═════ Data provided ═════

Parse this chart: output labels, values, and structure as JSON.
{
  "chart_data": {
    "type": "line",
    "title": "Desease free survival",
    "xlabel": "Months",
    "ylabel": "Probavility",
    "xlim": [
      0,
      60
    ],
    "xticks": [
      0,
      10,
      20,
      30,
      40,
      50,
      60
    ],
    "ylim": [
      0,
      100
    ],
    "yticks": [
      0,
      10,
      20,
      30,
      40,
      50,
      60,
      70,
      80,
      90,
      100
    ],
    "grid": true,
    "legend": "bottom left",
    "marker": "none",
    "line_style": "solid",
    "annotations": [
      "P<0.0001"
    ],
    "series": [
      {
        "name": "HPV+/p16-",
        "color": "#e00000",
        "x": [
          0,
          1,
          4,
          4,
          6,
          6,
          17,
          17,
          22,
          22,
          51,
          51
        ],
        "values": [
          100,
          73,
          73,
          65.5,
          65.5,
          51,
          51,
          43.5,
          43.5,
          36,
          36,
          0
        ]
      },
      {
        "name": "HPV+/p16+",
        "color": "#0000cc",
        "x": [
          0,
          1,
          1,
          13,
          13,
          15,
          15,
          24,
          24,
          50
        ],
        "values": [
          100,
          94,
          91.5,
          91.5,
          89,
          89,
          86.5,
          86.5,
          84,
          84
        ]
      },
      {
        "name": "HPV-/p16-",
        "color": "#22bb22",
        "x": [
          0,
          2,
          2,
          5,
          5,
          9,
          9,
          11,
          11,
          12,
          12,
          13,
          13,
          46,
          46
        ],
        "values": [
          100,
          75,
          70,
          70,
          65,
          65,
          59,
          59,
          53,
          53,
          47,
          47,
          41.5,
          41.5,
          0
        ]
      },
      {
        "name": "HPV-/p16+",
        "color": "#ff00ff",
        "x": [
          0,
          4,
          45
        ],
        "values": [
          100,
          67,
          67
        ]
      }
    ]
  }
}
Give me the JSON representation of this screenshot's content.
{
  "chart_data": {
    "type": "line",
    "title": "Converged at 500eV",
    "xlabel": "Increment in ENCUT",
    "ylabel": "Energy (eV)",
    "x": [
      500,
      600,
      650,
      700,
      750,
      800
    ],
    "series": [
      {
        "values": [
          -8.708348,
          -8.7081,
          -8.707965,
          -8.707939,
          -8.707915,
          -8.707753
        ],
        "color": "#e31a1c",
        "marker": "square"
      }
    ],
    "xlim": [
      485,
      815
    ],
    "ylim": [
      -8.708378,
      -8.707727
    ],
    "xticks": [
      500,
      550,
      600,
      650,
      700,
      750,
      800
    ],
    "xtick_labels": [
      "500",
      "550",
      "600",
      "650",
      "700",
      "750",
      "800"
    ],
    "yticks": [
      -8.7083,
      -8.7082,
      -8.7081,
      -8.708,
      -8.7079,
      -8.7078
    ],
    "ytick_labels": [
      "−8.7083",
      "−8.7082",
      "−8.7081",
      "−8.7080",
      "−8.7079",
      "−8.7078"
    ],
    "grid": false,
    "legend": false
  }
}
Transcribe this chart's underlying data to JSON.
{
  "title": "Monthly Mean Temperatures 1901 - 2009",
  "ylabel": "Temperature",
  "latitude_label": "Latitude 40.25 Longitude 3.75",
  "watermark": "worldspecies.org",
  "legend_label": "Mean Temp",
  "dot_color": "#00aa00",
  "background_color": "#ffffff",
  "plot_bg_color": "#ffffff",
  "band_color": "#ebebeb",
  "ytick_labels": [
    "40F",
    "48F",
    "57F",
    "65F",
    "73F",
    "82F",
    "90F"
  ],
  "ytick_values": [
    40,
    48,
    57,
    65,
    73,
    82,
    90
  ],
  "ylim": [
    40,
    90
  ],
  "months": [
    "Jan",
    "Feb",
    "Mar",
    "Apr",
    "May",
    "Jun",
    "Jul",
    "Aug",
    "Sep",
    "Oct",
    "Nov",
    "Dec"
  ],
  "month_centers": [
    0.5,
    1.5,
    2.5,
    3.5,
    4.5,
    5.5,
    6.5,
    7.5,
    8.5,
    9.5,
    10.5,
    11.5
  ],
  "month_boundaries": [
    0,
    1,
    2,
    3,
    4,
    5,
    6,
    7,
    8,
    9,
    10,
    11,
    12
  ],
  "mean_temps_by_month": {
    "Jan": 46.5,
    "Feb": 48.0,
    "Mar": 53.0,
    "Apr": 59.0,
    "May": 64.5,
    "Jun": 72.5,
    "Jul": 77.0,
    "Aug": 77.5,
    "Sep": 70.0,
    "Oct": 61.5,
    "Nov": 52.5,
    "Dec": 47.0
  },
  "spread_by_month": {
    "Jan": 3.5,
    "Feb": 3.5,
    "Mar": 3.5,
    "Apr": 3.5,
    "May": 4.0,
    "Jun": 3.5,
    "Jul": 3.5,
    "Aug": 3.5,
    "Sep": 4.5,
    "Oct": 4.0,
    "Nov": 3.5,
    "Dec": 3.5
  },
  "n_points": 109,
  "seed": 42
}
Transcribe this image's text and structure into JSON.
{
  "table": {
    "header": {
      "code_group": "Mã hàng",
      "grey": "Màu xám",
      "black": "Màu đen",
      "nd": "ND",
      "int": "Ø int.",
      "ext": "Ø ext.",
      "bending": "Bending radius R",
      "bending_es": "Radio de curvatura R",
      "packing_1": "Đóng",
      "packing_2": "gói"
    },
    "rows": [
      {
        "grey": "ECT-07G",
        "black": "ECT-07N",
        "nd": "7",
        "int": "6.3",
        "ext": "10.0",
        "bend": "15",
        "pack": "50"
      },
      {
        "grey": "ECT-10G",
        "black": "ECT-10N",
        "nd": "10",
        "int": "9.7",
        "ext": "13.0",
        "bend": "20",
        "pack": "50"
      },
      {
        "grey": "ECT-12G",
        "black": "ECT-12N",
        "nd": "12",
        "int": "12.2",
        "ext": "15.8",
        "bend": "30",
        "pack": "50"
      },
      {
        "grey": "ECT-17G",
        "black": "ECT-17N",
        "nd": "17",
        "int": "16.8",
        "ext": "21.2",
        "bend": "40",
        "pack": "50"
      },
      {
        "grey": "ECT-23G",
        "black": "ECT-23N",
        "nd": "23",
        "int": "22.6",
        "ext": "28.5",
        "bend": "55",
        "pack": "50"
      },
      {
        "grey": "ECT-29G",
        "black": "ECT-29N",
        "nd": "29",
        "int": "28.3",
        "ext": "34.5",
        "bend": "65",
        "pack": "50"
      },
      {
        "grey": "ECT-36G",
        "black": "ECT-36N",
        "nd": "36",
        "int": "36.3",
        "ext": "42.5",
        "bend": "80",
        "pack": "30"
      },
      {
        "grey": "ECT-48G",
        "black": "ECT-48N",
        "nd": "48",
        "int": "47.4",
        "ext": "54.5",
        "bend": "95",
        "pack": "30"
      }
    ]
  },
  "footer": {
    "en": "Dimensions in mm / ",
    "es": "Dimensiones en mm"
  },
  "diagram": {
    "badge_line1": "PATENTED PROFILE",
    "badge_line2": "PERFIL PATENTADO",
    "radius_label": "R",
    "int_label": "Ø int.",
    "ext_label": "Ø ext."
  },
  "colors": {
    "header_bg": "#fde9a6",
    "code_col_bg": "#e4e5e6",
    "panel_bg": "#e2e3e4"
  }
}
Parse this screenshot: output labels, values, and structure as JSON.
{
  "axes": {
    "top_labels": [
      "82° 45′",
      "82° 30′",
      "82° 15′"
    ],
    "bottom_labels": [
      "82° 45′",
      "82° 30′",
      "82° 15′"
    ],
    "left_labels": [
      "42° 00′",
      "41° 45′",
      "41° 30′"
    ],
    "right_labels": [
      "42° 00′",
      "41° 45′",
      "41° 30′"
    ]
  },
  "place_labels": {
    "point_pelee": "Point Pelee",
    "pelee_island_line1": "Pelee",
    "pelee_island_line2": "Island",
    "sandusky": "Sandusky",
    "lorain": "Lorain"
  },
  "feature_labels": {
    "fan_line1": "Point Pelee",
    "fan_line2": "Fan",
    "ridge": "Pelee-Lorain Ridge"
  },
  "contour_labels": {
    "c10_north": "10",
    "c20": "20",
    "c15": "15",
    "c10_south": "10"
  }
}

═════

**Short exercise**
Search the entries for the word "Lorain" and pick out every line that holds it.

**The result**
    "lorain": "Lorain"
    "ridge": "Pelee-Lorain Ridge"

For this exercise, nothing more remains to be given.